▶ **GOAL OF THE EXERCISE**
Write out the material exactly. Do not include the pictures.

BEGIN EXTRACTED RECORDS

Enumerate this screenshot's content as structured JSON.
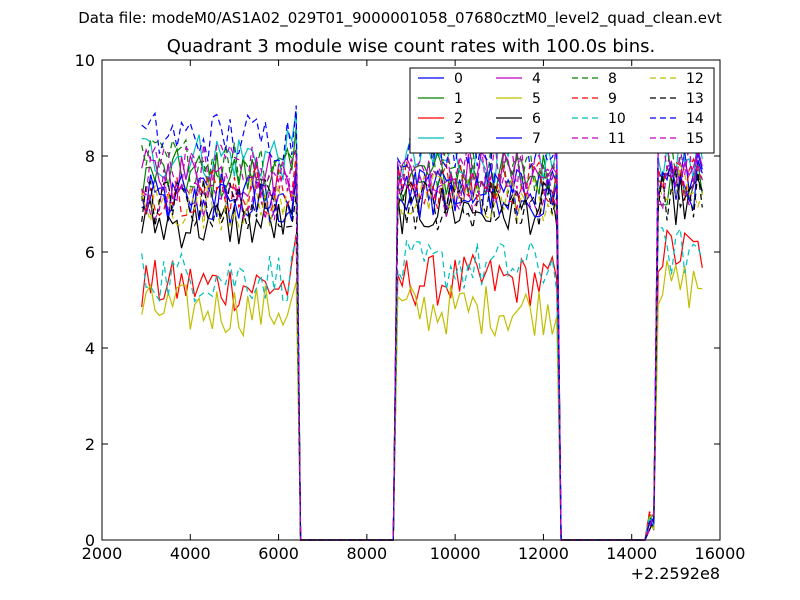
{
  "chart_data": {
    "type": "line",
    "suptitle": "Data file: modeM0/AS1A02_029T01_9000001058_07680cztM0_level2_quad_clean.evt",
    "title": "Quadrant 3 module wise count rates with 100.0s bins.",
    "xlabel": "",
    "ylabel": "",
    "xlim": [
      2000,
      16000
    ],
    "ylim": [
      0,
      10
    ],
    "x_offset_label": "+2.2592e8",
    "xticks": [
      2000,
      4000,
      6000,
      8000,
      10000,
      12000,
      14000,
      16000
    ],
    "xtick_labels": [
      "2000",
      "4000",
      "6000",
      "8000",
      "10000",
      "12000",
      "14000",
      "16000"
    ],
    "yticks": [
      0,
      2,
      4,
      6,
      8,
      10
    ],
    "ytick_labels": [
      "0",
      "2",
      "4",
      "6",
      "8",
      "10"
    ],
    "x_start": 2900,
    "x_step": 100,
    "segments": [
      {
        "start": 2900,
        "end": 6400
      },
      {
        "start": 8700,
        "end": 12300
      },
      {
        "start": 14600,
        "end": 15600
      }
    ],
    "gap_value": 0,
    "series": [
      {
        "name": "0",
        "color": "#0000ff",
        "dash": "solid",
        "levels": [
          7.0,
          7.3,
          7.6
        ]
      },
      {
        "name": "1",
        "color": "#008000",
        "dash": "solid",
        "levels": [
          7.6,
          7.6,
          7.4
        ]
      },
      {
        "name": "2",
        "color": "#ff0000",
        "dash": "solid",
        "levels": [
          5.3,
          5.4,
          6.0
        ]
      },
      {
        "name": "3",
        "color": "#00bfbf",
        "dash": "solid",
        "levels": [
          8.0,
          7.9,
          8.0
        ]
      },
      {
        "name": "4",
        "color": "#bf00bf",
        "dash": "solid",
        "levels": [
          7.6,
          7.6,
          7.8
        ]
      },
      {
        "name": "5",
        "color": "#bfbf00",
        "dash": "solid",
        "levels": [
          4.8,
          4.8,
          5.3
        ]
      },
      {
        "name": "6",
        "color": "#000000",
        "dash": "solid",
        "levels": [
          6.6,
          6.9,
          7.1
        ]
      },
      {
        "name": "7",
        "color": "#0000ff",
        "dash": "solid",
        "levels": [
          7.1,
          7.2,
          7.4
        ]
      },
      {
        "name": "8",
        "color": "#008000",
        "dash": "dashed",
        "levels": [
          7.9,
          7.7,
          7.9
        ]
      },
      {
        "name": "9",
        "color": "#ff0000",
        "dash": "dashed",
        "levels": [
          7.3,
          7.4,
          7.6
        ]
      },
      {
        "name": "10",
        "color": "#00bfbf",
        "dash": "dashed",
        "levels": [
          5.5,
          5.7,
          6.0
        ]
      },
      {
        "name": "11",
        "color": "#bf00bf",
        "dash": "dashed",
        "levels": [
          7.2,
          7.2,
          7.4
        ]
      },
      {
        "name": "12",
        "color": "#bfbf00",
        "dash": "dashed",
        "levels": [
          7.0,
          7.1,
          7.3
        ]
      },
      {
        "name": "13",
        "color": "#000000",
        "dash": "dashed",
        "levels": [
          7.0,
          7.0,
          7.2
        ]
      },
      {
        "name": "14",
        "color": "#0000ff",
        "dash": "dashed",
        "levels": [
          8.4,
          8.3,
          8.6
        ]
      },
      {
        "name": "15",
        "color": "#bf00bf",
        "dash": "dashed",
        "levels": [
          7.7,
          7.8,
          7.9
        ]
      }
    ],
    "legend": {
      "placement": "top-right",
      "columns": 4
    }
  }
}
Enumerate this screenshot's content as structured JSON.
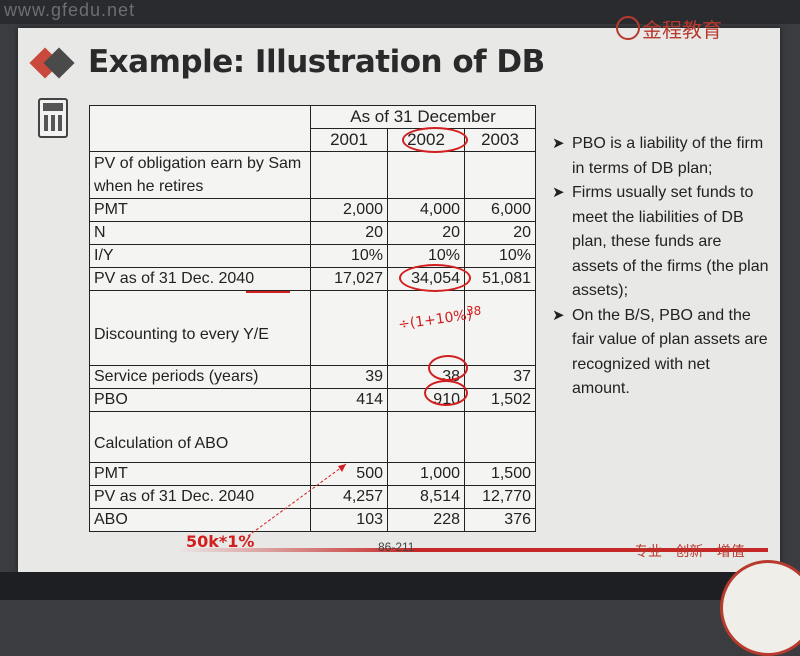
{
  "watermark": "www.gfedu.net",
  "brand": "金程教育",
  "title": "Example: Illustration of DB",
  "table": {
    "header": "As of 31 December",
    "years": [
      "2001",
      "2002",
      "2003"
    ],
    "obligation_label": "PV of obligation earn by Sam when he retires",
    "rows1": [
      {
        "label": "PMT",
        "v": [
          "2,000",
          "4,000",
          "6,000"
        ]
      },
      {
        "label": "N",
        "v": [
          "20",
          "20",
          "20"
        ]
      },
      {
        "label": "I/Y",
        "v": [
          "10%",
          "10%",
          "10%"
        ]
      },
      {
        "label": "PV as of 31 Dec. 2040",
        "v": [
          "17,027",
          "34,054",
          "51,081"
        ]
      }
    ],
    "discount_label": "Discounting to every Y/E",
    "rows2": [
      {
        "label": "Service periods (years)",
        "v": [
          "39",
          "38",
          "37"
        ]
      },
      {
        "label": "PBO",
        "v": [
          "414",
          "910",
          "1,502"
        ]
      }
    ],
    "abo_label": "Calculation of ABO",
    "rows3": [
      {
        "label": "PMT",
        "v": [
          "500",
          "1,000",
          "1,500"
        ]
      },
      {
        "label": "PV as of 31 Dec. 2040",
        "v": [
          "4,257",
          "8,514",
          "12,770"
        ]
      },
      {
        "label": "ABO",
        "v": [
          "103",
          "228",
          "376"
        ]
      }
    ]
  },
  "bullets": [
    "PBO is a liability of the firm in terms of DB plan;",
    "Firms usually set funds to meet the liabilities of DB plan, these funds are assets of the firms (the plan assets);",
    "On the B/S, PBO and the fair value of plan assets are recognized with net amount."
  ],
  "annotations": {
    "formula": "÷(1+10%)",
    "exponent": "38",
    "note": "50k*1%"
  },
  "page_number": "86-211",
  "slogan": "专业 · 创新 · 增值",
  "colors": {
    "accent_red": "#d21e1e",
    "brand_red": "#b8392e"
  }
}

END EXTRACTED RECORDS

▶ **ANSWER TO THIS TASK**
Enumerate this screenshot's content as structured JSON.
{
  "chart_data": {
    "type": "line",
    "suptitle": "Data file: modeM0/AS1A02_029T01_9000001058_07680cztM0_level2_quad_clean.evt",
    "title": "Quadrant 3 module wise count rates with 100.0s bins.",
    "xlabel": "",
    "ylabel": "",
    "xlim": [
      2000,
      16000
    ],
    "ylim": [
      0,
      10
    ],
    "x_offset_label": "+2.2592e8",
    "xticks": [
      2000,
      4000,
      6000,
      8000,
      10000,
      12000,
      14000,
      16000
    ],
    "xtick_labels": [
      "2000",
      "4000",
      "6000",
      "8000",
      "10000",
      "12000",
      "14000",
      "16000"
    ],
    "yticks": [
      0,
      2,
      4,
      6,
      8,
      10
    ],
    "ytick_labels": [
      "0",
      "2",
      "4",
      "6",
      "8",
      "10"
    ],
    "x_start": 2900,
    "x_step": 100,
    "segments": [
      {
        "start": 2900,
        "end": 6400
      },
      {
        "start": 8700,
        "end": 12300
      },
      {
        "start": 14600,
        "end": 15600
      }
    ],
    "gap_value": 0,
    "series": [
      {
        "name": "0",
        "color": "#0000ff",
        "dash": "solid",
        "levels": [
          7.0,
          7.3,
          7.6
        ]
      },
      {
        "name": "1",
        "color": "#008000",
        "dash": "solid",
        "levels": [
          7.6,
          7.6,
          7.4
        ]
      },
      {
        "name": "2",
        "color": "#ff0000",
        "dash": "solid",
        "levels": [
          5.3,
          5.4,
          6.0
        ]
      },
      {
        "name": "3",
        "color": "#00bfbf",
        "dash": "solid",
        "levels": [
          8.0,
          7.9,
          8.0
        ]
      },
      {
        "name": "4",
        "color": "#bf00bf",
        "dash": "solid",
        "levels": [
          7.6,
          7.6,
          7.8
        ]
      },
      {
        "name": "5",
        "color": "#bfbf00",
        "dash": "solid",
        "levels": [
          4.8,
          4.8,
          5.3
        ]
      },
      {
        "name": "6",
        "color": "#000000",
        "dash": "solid",
        "levels": [
          6.6,
          6.9,
          7.1
        ]
      },
      {
        "name": "7",
        "color": "#0000ff",
        "dash": "solid",
        "levels": [
          7.1,
          7.2,
          7.4
        ]
      },
      {
        "name": "8",
        "color": "#008000",
        "dash": "dashed",
        "levels": [
          7.9,
          7.7,
          7.9
        ]
      },
      {
        "name": "9",
        "color": "#ff0000",
        "dash": "dashed",
        "levels": [
          7.3,
          7.4,
          7.6
        ]
      },
      {
        "name": "10",
        "color": "#00bfbf",
        "dash": "dashed",
        "levels": [
          5.5,
          5.7,
          6.0
        ]
      },
      {
        "name": "11",
        "color": "#bf00bf",
        "dash": "dashed",
        "levels": [
          7.2,
          7.2,
          7.4
        ]
      },
      {
        "name": "12",
        "color": "#bfbf00",
        "dash": "dashed",
        "levels": [
          7.0,
          7.1,
          7.3
        ]
      },
      {
        "name": "13",
        "color": "#000000",
        "dash": "dashed",
        "levels": [
          7.0,
          7.0,
          7.2
        ]
      },
      {
        "name": "14",
        "color": "#0000ff",
        "dash": "dashed",
        "levels": [
          8.4,
          8.3,
          8.6
        ]
      },
      {
        "name": "15",
        "color": "#bf00bf",
        "dash": "dashed",
        "levels": [
          7.7,
          7.8,
          7.9
        ]
      }
    ],
    "legend": {
      "placement": "top-right",
      "columns": 4
    }
  }
}
Enumerate this screenshot's content as structured JSON.
{
  "watermark": "www.gfedu.net",
  "brand": "金程教育",
  "title": "Example: Illustration of DB",
  "table": {
    "header": "As of 31 December",
    "years": [
      "2001",
      "2002",
      "2003"
    ],
    "obligation_label": "PV of obligation earn by Sam when he retires",
    "rows1": [
      {
        "label": "PMT",
        "v": [
          "2,000",
          "4,000",
          "6,000"
        ]
      },
      {
        "label": "N",
        "v": [
          "20",
          "20",
          "20"
        ]
      },
      {
        "label": "I/Y",
        "v": [
          "10%",
          "10%",
          "10%"
        ]
      },
      {
        "label": "PV as of 31 Dec. 2040",
        "v": [
          "17,027",
          "34,054",
          "51,081"
        ]
      }
    ],
    "discount_label": "Discounting to every Y/E",
    "rows2": [
      {
        "label": "Service periods (years)",
        "v": [
          "39",
          "38",
          "37"
        ]
      },
      {
        "label": "PBO",
        "v": [
          "414",
          "910",
          "1,502"
        ]
      }
    ],
    "abo_label": "Calculation of ABO",
    "rows3": [
      {
        "label": "PMT",
        "v": [
          "500",
          "1,000",
          "1,500"
        ]
      },
      {
        "label": "PV as of 31 Dec. 2040",
        "v": [
          "4,257",
          "8,514",
          "12,770"
        ]
      },
      {
        "label": "ABO",
        "v": [
          "103",
          "228",
          "376"
        ]
      }
    ]
  },
  "bullets": [
    "PBO is a liability of the firm in terms of DB plan;",
    "Firms usually set funds to meet the liabilities of DB plan, these funds are assets of the firms (the plan assets);",
    "On the B/S, PBO and the fair value of plan assets are recognized with net amount."
  ],
  "annotations": {
    "formula": "÷(1+10%)",
    "exponent": "38",
    "note": "50k*1%"
  },
  "page_number": "86-211",
  "slogan": "专业 · 创新 · 增值",
  "colors": {
    "accent_red": "#d21e1e",
    "brand_red": "#b8392e"
  }
}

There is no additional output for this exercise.